WRITTEN INSTRUCTION = Repeat, exactly and completely, the material that follows. Omit the pictures.

DATA ENTRIES =
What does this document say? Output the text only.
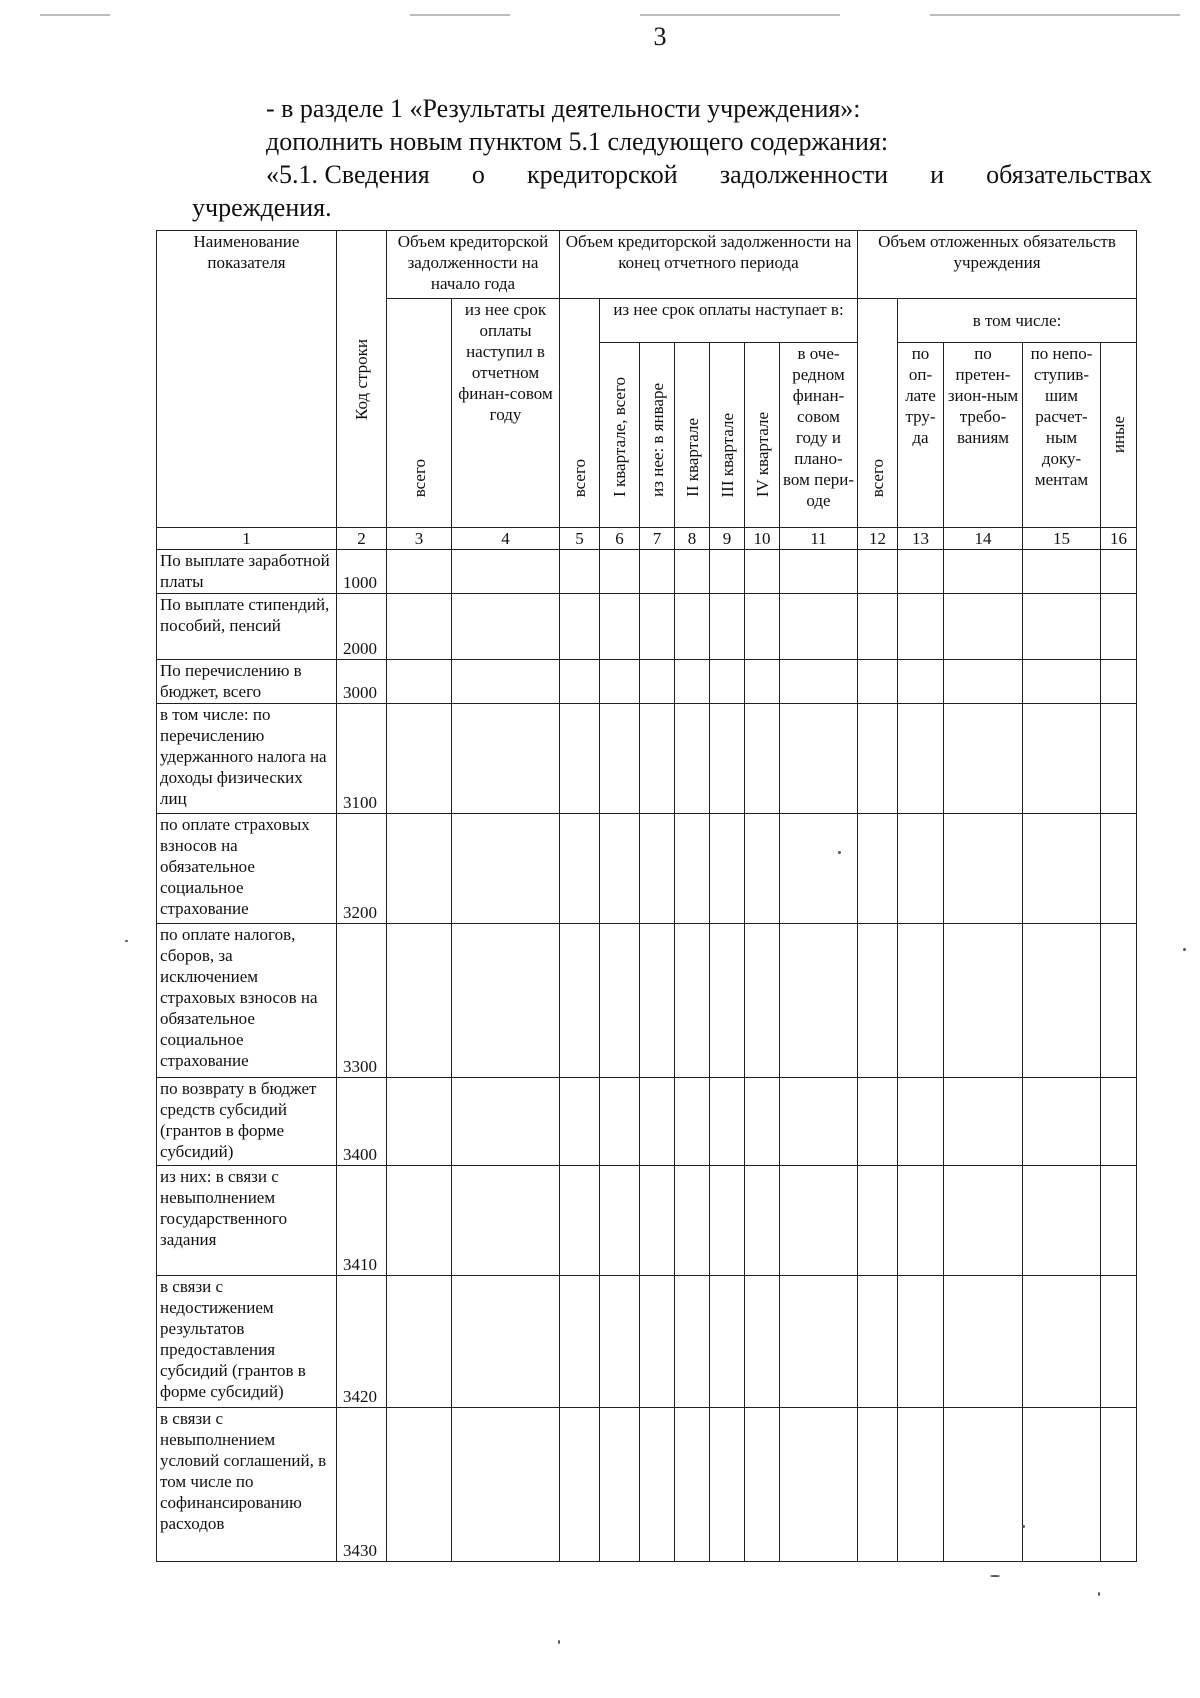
3

- в разделе 1 «Результаты деятельности учреждения»:

дополнить новым пунктом 5.1 следующего содержания:

«5.1. Сведения о кредиторской задолженности и обязательствах

учреждения.

Наименование показателя	Код строки	Объем кредиторской задолженности на начало года		Объем кредиторской задолженности на конец отчетного периода							Объем отложенных обязательств учреждения				

		всего	из нее срок оплаты наступил в отчетном финан-совом году	всего	из нее срок оплаты наступает в:						всего	в том числе:			

					I квартале, всего	из нее: в январе	II квартале	III квартале	IV квартале	в оче-редном финан-совом году и плано-вом пери-оде		по оп-лате тру-да	по претен-зион-ным требо-ваниям	по непо-ступив-шим расчет-ным доку-ментам	иные

1	2	3	4	5	6	7	8	9	10	11	12	13	14	15	16
По выплате заработной платы	1000														
По выплате стипендий, пособий, пенсий	2000														
По перечислению в бюджет, всего	3000														
в том числе: по перечислению удержанного налога на доходы физических лиц	3100														
по оплате страховых взносов на обязательное социальное страхование	3200														
по оплате налогов, сборов, за исключением страховых взносов на обязательное социальное страхование	3300														
по возврату в бюджет средств субсидий (грантов в форме субсидий)	3400														
из них: в связи с невыполнением государственного задания	3410														
в связи с недостижением результатов предоставления субсидий (грантов в форме субсидий)	3420														
в связи с невыполнением условий соглашений, в том числе по софинансированию расходов	3430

ANSWER TO THIS EXERCISE =
What does this document say? Output the text only.
3

- в разделе 1 «Результаты деятельности учреждения»:

дополнить новым пунктом 5.1 следующего содержания:

«5.1. Сведения о кредиторской задолженности и обязательствах

учреждения.

Наименование показателя	Код строки	Объем кредиторской задолженности на начало года		Объем кредиторской задолженности на конец отчетного периода							Объем отложенных обязательств учреждения				

		всего	из нее срок оплаты наступил в отчетном финан-совом году	всего	из нее срок оплаты наступает в:						всего	в том числе:			

					I квартале, всего	из нее: в январе	II квартале	III квартале	IV квартале	в оче-редном финан-совом году и плано-вом пери-оде		по оп-лате тру-да	по претен-зион-ным требо-ваниям	по непо-ступив-шим расчет-ным доку-ментам	иные

1	2	3	4	5	6	7	8	9	10	11	12	13	14	15	16
По выплате заработной платы	1000														
По выплате стипендий, пособий, пенсий	2000														
По перечислению в бюджет, всего	3000														
в том числе: по перечислению удержанного налога на доходы физических лиц	3100														
по оплате страховых взносов на обязательное социальное страхование	3200														
по оплате налогов, сборов, за исключением страховых взносов на обязательное социальное страхование	3300														
по возврату в бюджет средств субсидий (грантов в форме субсидий)	3400														
из них: в связи с невыполнением государственного задания	3410														
в связи с недостижением результатов предоставления субсидий (грантов в форме субсидий)	3420														
в связи с невыполнением условий соглашений, в том числе по софинансированию расходов	3430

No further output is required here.